■ **Problem to work on**:
Locate the word "this" in the material, then show every line that holds it.

— Begin —

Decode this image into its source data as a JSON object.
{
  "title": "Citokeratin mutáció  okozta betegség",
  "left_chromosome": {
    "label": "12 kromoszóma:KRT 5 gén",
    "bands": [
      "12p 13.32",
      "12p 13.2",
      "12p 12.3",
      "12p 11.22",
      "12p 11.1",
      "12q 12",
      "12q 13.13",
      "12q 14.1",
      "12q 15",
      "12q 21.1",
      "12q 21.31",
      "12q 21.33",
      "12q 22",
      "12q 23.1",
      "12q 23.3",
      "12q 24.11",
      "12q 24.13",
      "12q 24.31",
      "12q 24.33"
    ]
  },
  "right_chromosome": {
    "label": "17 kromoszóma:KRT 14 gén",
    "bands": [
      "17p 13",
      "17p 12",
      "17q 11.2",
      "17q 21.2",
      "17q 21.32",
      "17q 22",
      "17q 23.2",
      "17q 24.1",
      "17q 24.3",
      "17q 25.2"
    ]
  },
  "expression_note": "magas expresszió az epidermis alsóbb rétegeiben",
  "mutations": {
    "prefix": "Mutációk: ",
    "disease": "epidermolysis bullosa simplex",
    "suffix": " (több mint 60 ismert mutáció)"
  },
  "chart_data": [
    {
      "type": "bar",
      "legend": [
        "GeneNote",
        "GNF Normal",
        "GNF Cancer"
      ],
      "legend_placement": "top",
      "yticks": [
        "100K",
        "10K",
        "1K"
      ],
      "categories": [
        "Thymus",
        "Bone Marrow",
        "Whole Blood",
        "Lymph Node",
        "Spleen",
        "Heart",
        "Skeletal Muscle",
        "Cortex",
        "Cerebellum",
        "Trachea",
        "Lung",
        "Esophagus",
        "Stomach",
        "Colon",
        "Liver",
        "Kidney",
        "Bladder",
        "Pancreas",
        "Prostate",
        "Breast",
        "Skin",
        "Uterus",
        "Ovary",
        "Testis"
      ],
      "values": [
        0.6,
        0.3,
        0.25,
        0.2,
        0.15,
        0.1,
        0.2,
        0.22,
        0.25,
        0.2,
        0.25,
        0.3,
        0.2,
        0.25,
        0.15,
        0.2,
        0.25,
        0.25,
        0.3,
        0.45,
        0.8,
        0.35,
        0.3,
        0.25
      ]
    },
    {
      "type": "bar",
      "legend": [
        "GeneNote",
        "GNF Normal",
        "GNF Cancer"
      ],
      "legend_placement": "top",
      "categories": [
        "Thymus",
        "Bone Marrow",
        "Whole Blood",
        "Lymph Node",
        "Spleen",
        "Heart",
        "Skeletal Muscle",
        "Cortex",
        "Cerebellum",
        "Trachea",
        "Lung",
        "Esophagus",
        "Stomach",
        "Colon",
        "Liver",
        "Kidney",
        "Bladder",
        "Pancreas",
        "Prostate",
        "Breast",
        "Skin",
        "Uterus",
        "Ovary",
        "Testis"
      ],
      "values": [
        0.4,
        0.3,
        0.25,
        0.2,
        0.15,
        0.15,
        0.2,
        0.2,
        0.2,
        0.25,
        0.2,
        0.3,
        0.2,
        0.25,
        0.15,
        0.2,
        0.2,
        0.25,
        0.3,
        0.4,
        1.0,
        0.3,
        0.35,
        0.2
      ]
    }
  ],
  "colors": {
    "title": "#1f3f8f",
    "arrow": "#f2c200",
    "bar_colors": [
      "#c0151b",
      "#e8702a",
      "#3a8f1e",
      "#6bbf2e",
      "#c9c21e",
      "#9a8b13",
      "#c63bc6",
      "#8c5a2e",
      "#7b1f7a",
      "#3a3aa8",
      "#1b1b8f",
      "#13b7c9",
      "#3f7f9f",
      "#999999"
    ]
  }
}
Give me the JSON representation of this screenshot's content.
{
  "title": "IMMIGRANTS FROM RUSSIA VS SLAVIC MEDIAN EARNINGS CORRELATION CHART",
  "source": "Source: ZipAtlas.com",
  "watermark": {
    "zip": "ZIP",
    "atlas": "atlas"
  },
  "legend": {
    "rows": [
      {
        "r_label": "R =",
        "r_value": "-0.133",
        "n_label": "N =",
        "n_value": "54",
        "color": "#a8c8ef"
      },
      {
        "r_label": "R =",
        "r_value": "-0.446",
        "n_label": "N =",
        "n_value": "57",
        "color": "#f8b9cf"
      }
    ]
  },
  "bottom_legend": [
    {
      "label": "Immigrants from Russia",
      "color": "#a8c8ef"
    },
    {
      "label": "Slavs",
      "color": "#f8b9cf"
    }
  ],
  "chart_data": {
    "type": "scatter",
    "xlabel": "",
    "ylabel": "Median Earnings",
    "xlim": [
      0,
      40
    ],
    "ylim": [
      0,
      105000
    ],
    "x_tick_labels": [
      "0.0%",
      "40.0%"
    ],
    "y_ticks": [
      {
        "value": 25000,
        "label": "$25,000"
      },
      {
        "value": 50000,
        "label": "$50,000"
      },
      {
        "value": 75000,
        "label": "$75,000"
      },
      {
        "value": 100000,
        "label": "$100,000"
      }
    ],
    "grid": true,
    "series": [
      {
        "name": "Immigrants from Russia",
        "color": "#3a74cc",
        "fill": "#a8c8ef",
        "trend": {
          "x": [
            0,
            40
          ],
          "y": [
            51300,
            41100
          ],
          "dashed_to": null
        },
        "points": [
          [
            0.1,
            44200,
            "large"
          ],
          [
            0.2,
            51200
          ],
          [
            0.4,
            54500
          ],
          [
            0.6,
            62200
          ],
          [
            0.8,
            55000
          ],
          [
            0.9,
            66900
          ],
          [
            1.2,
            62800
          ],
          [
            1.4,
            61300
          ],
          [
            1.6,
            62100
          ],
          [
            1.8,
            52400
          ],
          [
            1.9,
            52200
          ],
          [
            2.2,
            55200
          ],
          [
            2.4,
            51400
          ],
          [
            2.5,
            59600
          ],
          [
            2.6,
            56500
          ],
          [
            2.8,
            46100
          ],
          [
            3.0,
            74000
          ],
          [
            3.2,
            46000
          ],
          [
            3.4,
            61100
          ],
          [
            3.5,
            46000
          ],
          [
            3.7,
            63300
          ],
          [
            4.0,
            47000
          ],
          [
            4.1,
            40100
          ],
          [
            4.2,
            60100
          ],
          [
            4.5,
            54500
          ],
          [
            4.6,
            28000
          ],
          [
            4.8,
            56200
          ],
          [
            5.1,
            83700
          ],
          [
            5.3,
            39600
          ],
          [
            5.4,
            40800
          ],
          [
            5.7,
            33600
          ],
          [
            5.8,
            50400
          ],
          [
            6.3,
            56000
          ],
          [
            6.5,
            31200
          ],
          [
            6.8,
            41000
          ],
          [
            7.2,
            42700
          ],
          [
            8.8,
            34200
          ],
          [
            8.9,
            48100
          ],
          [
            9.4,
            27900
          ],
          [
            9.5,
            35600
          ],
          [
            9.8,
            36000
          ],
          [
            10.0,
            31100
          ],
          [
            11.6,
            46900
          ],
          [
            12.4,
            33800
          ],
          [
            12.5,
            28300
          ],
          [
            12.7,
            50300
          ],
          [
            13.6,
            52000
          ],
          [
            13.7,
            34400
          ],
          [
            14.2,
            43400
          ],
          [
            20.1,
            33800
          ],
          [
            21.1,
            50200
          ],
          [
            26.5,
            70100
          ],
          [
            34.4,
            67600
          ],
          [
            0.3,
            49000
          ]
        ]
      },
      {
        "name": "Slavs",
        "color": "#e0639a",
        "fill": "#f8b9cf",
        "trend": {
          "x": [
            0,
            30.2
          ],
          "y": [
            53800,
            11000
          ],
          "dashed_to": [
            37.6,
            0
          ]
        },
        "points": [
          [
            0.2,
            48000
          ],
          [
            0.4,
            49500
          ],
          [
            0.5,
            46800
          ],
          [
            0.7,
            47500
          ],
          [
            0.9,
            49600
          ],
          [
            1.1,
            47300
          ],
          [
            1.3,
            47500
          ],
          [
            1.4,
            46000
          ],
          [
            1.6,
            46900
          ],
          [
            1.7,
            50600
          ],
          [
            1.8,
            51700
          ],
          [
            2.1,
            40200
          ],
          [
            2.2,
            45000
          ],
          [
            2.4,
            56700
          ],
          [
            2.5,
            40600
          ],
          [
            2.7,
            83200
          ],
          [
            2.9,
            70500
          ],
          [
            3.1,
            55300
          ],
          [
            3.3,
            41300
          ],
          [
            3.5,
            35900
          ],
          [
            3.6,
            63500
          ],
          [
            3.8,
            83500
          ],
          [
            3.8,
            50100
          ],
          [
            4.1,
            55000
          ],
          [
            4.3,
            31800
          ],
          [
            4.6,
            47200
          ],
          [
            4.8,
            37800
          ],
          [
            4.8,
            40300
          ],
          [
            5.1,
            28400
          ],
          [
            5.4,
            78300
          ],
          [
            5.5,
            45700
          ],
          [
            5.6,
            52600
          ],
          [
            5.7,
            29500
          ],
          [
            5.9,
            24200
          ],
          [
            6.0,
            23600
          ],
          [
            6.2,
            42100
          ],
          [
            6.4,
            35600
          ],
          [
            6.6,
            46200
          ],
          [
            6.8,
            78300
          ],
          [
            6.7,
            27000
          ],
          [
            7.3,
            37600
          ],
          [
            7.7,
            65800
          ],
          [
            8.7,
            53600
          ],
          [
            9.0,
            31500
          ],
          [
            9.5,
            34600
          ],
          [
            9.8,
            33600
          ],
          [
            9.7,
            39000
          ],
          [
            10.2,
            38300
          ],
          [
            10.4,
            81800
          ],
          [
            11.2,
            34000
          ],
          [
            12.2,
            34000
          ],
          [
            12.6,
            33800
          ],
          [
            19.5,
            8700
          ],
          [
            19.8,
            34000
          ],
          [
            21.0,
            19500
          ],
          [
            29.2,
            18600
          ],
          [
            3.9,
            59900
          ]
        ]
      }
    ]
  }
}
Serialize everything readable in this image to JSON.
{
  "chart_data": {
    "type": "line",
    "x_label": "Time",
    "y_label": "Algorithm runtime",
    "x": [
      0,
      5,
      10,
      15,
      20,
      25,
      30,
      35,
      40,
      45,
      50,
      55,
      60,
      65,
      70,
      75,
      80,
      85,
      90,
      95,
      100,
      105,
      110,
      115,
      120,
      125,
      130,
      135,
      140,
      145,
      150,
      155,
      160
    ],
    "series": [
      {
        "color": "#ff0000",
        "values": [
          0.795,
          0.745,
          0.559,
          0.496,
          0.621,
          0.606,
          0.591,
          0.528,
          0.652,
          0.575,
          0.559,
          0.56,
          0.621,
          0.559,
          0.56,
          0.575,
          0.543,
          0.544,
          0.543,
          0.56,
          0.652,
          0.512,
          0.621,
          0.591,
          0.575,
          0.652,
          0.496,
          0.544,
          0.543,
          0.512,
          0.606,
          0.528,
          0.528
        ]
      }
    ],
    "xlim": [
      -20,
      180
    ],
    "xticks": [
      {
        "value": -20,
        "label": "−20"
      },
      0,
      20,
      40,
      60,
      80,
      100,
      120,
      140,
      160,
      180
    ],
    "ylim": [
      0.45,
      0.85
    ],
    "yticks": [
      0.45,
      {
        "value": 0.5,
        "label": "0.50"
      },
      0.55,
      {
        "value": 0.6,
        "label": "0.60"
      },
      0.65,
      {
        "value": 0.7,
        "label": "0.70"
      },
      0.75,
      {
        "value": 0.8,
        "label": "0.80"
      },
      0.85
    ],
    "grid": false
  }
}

— End —

■ **Result of the task**:
Decode this image into its source data as a JSON object.
Give me the JSON representation of this screenshot's content.
Serialize everything readable in this image to JSON.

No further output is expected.